— START STORED DATA —
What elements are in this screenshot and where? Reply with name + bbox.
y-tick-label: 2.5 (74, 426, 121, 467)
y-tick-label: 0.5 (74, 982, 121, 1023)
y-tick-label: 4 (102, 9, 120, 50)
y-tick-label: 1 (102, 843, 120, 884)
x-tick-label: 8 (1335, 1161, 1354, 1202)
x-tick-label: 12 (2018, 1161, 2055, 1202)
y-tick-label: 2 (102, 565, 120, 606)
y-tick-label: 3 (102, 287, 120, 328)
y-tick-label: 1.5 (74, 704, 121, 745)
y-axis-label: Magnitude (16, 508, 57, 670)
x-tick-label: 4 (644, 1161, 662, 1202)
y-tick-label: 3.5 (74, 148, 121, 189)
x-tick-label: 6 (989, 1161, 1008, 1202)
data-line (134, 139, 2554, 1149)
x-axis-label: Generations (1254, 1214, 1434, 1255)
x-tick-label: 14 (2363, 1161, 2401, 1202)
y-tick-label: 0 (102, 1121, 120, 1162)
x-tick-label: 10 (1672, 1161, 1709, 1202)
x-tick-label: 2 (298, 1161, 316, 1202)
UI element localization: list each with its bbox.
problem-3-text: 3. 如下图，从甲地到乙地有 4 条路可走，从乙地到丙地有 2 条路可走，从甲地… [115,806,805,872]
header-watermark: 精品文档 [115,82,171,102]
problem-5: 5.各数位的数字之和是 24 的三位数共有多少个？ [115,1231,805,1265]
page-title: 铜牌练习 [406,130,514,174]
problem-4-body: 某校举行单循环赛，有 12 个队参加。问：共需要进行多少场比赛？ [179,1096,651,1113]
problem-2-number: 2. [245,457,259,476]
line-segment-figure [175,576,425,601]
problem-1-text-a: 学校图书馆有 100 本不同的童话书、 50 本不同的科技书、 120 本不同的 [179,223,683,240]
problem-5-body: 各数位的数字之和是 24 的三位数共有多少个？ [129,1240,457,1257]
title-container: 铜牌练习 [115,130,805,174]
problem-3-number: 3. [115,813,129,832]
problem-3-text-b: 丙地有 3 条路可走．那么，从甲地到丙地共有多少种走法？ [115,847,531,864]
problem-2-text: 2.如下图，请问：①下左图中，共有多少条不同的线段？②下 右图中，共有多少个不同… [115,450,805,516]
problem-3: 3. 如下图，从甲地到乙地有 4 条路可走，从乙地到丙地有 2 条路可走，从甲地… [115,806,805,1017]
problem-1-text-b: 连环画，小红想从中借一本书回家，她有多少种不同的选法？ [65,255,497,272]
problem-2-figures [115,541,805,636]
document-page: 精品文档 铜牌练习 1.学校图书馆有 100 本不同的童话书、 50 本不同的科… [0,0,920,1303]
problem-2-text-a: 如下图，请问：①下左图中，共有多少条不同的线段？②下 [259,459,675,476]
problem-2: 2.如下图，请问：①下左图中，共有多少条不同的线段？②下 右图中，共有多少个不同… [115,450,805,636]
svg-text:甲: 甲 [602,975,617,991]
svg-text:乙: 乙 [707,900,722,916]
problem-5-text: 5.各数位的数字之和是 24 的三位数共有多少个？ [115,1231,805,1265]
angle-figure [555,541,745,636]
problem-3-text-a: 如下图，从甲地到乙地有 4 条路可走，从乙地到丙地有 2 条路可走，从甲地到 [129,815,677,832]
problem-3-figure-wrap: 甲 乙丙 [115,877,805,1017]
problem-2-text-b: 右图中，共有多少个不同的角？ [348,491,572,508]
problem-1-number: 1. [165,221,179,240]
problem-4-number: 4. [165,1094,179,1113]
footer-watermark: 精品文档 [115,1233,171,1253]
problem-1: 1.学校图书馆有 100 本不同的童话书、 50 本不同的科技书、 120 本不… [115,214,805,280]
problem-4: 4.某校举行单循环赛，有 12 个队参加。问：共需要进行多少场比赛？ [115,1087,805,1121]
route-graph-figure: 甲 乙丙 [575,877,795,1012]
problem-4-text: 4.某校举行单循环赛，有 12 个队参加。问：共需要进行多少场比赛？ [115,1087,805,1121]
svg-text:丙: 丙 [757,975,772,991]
— END STORED DATA —
#### GIVEN PROBLEM
Output every line of the data above as a JSON array of strings, one string per line, with blank lines omitted.

#### SOLUTION TO THIS EXERCISE
[
  "What elements are in this screenshot and where? Reply with name + bbox.",
  "y-tick-label: 2.5 (74, 426, 121, 467)",
  "y-tick-label: 0.5 (74, 982, 121, 1023)",
  "y-tick-label: 4 (102, 9, 120, 50)",
  "y-tick-label: 1 (102, 843, 120, 884)",
  "x-tick-label: 8 (1335, 1161, 1354, 1202)",
  "x-tick-label: 12 (2018, 1161, 2055, 1202)",
  "y-tick-label: 2 (102, 565, 120, 606)",
  "y-tick-label: 3 (102, 287, 120, 328)",
  "y-tick-label: 1.5 (74, 704, 121, 745)",
  "y-axis-label: Magnitude (16, 508, 57, 670)",
  "x-tick-label: 4 (644, 1161, 662, 1202)",
  "y-tick-label: 3.5 (74, 148, 121, 189)",
  "x-tick-label: 6 (989, 1161, 1008, 1202)",
  "data-line (134, 139, 2554, 1149)",
  "x-axis-label: Generations (1254, 1214, 1434, 1255)",
  "x-tick-label: 14 (2363, 1161, 2401, 1202)",
  "y-tick-label: 0 (102, 1121, 120, 1162)",
  "x-tick-label: 10 (1672, 1161, 1709, 1202)",
  "x-tick-label: 2 (298, 1161, 316, 1202)",
  "UI element localization: list each with its bbox.",
  "problem-3-text: 3. 如下图，从甲地到乙地有 4 条路可走，从乙地到丙地有 2 条路可走，从甲地… [115,806,805,872]",
  "header-watermark: 精品文档 [115,82,171,102]",
  "problem-5: 5.各数位的数字之和是 24 的三位数共有多少个？ [115,1231,805,1265]",
  "page-title: 铜牌练习 [406,130,514,174]",
  "problem-4-body: 某校举行单循环赛，有 12 个队参加。问：共需要进行多少场比赛？ [179,1096,651,1113]",
  "problem-2-number: 2. [245,457,259,476]",
  "line-segment-figure [175,576,425,601]",
  "problem-1-text-a: 学校图书馆有 100 本不同的童话书、 50 本不同的科技书、 120 本不同的 [179,223,683,240]",
  "problem-5-body: 各数位的数字之和是 24 的三位数共有多少个？ [129,1240,457,1257]",
  "title-container: 铜牌练习 [115,130,805,174]",
  "problem-3-number: 3. [115,813,129,832]",
  "problem-3-text-b: 丙地有 3 条路可走．那么，从甲地到丙地共有多少种走法？ [115,847,531,864]",
  "problem-2-text: 2.如下图，请问：①下左图中，共有多少条不同的线段？②下 右图中，共有多少个不同… [115,450,805,516]",
  "problem-3: 3. 如下图，从甲地到乙地有 4 条路可走，从乙地到丙地有 2 条路可走，从甲地… [115,806,805,1017]",
  "problem-1-text-b: 连环画，小红想从中借一本书回家，她有多少种不同的选法？ [65,255,497,272]",
  "problem-2-figures [115,541,805,636]",
  "document-page: 精品文档 铜牌练习 1.学校图书馆有 100 本不同的童话书、 50 本不同的科… [0,0,920,1303]",
  "problem-2-text-a: 如下图，请问：①下左图中，共有多少条不同的线段？②下 [259,459,675,476]",
  "problem-2: 2.如下图，请问：①下左图中，共有多少条不同的线段？②下 右图中，共有多少个不同… [115,450,805,636]",
  "svg-text:甲: 甲 [602,975,617,991]",
  "svg-text:乙: 乙 [707,900,722,916]",
  "problem-5-text: 5.各数位的数字之和是 24 的三位数共有多少个？ [115,1231,805,1265]",
  "angle-figure [555,541,745,636]",
  "problem-3-text-a: 如下图，从甲地到乙地有 4 条路可走，从乙地到丙地有 2 条路可走，从甲地到 [129,815,677,832]",
  "problem-3-figure-wrap: 甲 乙丙 [115,877,805,1017]",
  "problem-2-text-b: 右图中，共有多少个不同的角？ [348,491,572,508]",
  "problem-1-number: 1. [165,221,179,240]",
  "problem-4-number: 4. [165,1094,179,1113]",
  "footer-watermark: 精品文档 [115,1233,171,1253]",
  "problem-1: 1.学校图书馆有 100 本不同的童话书、 50 本不同的科技书、 120 本不… [115,214,805,280]",
  "problem-4: 4.某校举行单循环赛，有 12 个队参加。问：共需要进行多少场比赛？ [115,1087,805,1121]",
  "route-graph-figure: 甲 乙丙 [575,877,795,1012]",
  "problem-4-text: 4.某校举行单循环赛，有 12 个队参加。问：共需要进行多少场比赛？ [115,1087,805,1121]",
  "svg-text:丙: 丙 [757,975,772,991]"
]